--- Begin Task data ---

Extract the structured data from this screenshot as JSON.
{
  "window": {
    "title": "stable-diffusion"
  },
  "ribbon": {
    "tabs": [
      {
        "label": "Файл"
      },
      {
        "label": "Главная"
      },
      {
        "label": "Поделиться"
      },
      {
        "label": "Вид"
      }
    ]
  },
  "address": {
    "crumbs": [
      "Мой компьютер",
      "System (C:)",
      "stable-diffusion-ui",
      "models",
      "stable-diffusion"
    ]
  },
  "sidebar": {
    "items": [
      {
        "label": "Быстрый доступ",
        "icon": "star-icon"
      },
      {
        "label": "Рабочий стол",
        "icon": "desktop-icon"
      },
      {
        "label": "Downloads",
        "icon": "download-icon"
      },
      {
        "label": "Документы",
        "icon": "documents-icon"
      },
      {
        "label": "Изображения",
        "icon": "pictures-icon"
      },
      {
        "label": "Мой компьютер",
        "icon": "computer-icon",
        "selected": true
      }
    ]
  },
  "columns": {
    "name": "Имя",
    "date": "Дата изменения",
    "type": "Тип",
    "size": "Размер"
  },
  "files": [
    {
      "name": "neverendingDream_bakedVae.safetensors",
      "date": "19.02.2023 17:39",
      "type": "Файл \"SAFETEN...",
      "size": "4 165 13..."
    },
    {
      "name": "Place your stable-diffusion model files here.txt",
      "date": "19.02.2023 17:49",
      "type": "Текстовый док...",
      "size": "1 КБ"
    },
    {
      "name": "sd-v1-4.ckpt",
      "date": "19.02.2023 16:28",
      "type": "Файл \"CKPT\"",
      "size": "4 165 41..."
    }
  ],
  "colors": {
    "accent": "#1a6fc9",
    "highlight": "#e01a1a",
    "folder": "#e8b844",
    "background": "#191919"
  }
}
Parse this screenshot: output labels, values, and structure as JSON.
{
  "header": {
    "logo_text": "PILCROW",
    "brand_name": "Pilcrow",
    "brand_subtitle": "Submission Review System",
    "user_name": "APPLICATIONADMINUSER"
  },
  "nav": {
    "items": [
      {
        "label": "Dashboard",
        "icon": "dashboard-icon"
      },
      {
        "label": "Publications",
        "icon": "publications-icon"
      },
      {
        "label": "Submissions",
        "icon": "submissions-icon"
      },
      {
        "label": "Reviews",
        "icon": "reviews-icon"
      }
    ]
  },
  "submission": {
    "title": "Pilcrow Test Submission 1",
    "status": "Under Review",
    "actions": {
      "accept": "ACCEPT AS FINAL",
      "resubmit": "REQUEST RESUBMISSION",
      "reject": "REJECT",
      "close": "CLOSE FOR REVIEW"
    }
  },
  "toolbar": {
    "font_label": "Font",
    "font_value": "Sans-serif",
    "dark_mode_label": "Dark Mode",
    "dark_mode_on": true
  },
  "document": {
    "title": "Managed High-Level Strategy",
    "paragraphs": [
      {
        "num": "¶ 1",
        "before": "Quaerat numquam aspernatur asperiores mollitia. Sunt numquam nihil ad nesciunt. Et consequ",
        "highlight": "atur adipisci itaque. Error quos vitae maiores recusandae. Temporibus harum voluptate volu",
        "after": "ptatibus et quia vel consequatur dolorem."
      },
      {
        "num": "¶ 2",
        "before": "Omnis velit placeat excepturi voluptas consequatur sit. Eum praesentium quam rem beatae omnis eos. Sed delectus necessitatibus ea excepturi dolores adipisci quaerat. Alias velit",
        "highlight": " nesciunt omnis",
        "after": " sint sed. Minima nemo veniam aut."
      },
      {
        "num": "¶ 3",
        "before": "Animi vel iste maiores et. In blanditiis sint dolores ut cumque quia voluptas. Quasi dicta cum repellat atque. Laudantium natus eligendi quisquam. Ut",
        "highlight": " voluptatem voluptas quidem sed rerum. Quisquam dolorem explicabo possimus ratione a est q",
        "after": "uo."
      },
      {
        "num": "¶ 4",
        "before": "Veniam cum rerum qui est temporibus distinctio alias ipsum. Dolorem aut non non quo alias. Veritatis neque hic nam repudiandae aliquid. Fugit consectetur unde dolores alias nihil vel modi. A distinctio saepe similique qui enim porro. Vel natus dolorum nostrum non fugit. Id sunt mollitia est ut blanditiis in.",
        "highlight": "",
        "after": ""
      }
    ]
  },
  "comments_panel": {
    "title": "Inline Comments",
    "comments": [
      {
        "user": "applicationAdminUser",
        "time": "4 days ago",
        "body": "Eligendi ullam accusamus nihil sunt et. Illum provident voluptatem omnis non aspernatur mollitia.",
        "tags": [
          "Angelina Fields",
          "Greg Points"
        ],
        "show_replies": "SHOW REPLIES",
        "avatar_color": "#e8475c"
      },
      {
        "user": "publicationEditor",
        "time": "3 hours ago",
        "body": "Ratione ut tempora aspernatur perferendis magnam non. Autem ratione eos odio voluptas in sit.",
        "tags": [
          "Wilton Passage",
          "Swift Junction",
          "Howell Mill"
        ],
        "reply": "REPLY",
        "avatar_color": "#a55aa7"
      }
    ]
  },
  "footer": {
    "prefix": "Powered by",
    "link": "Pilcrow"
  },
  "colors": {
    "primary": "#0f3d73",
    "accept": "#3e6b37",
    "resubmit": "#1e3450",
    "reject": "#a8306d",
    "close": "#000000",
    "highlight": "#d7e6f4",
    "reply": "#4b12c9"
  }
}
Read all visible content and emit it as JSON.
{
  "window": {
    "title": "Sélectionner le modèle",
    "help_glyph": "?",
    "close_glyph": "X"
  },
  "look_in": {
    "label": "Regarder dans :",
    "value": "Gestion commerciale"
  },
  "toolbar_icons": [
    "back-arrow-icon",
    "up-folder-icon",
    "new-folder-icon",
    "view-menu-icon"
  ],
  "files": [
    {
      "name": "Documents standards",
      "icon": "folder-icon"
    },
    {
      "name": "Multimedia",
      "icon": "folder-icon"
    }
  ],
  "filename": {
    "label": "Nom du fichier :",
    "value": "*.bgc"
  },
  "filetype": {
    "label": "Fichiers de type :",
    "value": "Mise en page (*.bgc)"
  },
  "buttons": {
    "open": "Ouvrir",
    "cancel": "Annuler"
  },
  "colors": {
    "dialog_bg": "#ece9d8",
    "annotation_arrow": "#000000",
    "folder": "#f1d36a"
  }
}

--- End Task data ---

_What is expected_: Go through the entries above and pull out each line with "stable" in it.

_Solution to this task_:
    "title": "stable-diffusion"
      "stable-diffusion-ui",
      "stable-diffusion"
      "name": "Place your stable-diffusion model files here.txt",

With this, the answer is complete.